▶ _Dataset rows_:
***

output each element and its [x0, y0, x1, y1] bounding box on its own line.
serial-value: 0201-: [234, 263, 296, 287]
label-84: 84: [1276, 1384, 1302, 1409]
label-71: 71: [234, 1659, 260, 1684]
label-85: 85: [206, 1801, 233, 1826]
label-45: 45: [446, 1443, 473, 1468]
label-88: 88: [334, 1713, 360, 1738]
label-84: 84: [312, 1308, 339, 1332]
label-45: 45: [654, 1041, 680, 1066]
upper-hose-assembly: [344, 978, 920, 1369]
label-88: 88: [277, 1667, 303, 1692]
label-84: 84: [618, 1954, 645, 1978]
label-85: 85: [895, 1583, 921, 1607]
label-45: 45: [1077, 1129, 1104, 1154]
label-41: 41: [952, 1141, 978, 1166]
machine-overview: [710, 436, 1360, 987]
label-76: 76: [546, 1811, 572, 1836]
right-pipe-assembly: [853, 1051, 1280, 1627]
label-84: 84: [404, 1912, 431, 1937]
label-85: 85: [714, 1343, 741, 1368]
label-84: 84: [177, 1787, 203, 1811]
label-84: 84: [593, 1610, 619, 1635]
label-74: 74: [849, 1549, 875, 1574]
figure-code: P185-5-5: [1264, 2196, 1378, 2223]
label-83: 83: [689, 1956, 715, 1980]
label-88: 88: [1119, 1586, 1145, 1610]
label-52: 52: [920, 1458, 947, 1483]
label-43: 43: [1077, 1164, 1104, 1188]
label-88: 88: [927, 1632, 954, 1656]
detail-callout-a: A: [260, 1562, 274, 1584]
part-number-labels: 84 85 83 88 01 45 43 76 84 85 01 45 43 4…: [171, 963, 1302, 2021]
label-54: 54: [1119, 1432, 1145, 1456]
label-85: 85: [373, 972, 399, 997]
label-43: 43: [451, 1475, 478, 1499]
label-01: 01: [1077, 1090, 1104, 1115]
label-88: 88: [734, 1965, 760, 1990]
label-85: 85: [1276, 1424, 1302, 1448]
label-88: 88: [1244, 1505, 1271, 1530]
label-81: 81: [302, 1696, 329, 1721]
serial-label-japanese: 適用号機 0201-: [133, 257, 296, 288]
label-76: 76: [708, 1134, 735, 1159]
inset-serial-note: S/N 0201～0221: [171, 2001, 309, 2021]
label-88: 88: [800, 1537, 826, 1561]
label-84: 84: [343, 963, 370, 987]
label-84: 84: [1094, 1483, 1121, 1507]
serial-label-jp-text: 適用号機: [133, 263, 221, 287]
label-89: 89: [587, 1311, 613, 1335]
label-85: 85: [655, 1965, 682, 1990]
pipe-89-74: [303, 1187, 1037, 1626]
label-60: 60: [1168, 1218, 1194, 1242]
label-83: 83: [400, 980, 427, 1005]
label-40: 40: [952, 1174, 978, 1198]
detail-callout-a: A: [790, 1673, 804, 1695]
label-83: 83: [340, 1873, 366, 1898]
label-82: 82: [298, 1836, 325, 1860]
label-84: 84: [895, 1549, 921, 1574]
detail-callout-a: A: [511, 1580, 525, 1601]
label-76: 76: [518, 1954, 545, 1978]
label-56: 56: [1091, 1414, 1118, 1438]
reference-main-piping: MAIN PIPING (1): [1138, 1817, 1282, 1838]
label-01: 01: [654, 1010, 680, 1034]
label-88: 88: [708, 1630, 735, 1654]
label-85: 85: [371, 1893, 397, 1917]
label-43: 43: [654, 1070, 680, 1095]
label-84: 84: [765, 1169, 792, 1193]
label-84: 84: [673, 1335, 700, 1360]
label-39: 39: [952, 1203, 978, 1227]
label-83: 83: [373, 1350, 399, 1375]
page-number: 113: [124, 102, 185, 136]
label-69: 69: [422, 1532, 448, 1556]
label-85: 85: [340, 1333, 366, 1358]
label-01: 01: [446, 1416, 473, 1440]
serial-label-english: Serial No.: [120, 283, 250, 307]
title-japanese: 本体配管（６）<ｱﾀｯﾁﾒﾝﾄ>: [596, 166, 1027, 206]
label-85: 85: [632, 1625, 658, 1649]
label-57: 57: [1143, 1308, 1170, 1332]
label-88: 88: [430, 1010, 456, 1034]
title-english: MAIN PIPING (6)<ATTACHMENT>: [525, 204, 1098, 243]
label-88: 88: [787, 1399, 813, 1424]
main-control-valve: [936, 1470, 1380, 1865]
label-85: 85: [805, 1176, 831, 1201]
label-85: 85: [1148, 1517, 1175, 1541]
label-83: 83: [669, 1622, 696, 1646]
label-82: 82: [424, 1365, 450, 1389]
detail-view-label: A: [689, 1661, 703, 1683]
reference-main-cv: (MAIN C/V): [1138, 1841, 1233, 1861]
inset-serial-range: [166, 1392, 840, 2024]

***

▶ _AIM OF THE EXERCISE_:
Rewrite the listing with every "detail-callout-a" changed to "detail-marker-a", keeping everything else the same.

▶ _RESULT_:
output each element and its [x0, y0, x1, y1] bounding box on its own line.
serial-value: 0201-: [234, 263, 296, 287]
label-84: 84: [1276, 1384, 1302, 1409]
label-71: 71: [234, 1659, 260, 1684]
label-85: 85: [206, 1801, 233, 1826]
label-45: 45: [446, 1443, 473, 1468]
label-88: 88: [334, 1713, 360, 1738]
label-84: 84: [312, 1308, 339, 1332]
label-45: 45: [654, 1041, 680, 1066]
upper-hose-assembly: [344, 978, 920, 1369]
label-88: 88: [277, 1667, 303, 1692]
label-84: 84: [618, 1954, 645, 1978]
label-85: 85: [895, 1583, 921, 1607]
label-45: 45: [1077, 1129, 1104, 1154]
label-41: 41: [952, 1141, 978, 1166]
machine-overview: [710, 436, 1360, 987]
label-76: 76: [546, 1811, 572, 1836]
right-pipe-assembly: [853, 1051, 1280, 1627]
label-84: 84: [404, 1912, 431, 1937]
label-85: 85: [714, 1343, 741, 1368]
label-84: 84: [177, 1787, 203, 1811]
label-84: 84: [593, 1610, 619, 1635]
label-74: 74: [849, 1549, 875, 1574]
figure-code: P185-5-5: [1264, 2196, 1378, 2223]
label-83: 83: [689, 1956, 715, 1980]
label-88: 88: [1119, 1586, 1145, 1610]
label-52: 52: [920, 1458, 947, 1483]
label-43: 43: [1077, 1164, 1104, 1188]
label-88: 88: [927, 1632, 954, 1656]
detail-marker-a: A: [260, 1562, 274, 1584]
part-number-labels: 84 85 83 88 01 45 43 76 84 85 01 45 43 4…: [171, 963, 1302, 2021]
label-54: 54: [1119, 1432, 1145, 1456]
label-85: 85: [373, 972, 399, 997]
label-43: 43: [451, 1475, 478, 1499]
label-01: 01: [1077, 1090, 1104, 1115]
label-88: 88: [734, 1965, 760, 1990]
label-85: 85: [1276, 1424, 1302, 1448]
label-88: 88: [1244, 1505, 1271, 1530]
label-81: 81: [302, 1696, 329, 1721]
serial-label-japanese: 適用号機 0201-: [133, 257, 296, 288]
label-76: 76: [708, 1134, 735, 1159]
inset-serial-note: S/N 0201～0221: [171, 2001, 309, 2021]
label-88: 88: [800, 1537, 826, 1561]
label-84: 84: [343, 963, 370, 987]
label-84: 84: [1094, 1483, 1121, 1507]
serial-label-jp-text: 適用号機: [133, 263, 221, 287]
label-89: 89: [587, 1311, 613, 1335]
label-85: 85: [655, 1965, 682, 1990]
pipe-89-74: [303, 1187, 1037, 1626]
label-60: 60: [1168, 1218, 1194, 1242]
label-83: 83: [400, 980, 427, 1005]
label-40: 40: [952, 1174, 978, 1198]
detail-marker-a: A: [790, 1673, 804, 1695]
label-83: 83: [340, 1873, 366, 1898]
label-82: 82: [298, 1836, 325, 1860]
label-84: 84: [895, 1549, 921, 1574]
detail-marker-a: A: [511, 1580, 525, 1601]
label-76: 76: [518, 1954, 545, 1978]
label-56: 56: [1091, 1414, 1118, 1438]
reference-main-piping: MAIN PIPING (1): [1138, 1817, 1282, 1838]
label-01: 01: [654, 1010, 680, 1034]
label-88: 88: [708, 1630, 735, 1654]
label-85: 85: [371, 1893, 397, 1917]
label-43: 43: [654, 1070, 680, 1095]
label-84: 84: [765, 1169, 792, 1193]
label-84: 84: [673, 1335, 700, 1360]
label-39: 39: [952, 1203, 978, 1227]
label-83: 83: [373, 1350, 399, 1375]
page-number: 113: [124, 102, 185, 136]
label-69: 69: [422, 1532, 448, 1556]
label-85: 85: [340, 1333, 366, 1358]
label-01: 01: [446, 1416, 473, 1440]
serial-label-english: Serial No.: [120, 283, 250, 307]
title-japanese: 本体配管（６）<ｱﾀｯﾁﾒﾝﾄ>: [596, 166, 1027, 206]
label-85: 85: [632, 1625, 658, 1649]
label-57: 57: [1143, 1308, 1170, 1332]
label-88: 88: [430, 1010, 456, 1034]
title-english: MAIN PIPING (6)<ATTACHMENT>: [525, 204, 1098, 243]
label-88: 88: [787, 1399, 813, 1424]
main-control-valve: [936, 1470, 1380, 1865]
label-85: 85: [805, 1176, 831, 1201]
label-85: 85: [1148, 1517, 1175, 1541]
label-83: 83: [669, 1622, 696, 1646]
label-82: 82: [424, 1365, 450, 1389]
detail-view-label: A: [689, 1661, 703, 1683]
reference-main-cv: (MAIN C/V): [1138, 1841, 1233, 1861]
inset-serial-range: [166, 1392, 840, 2024]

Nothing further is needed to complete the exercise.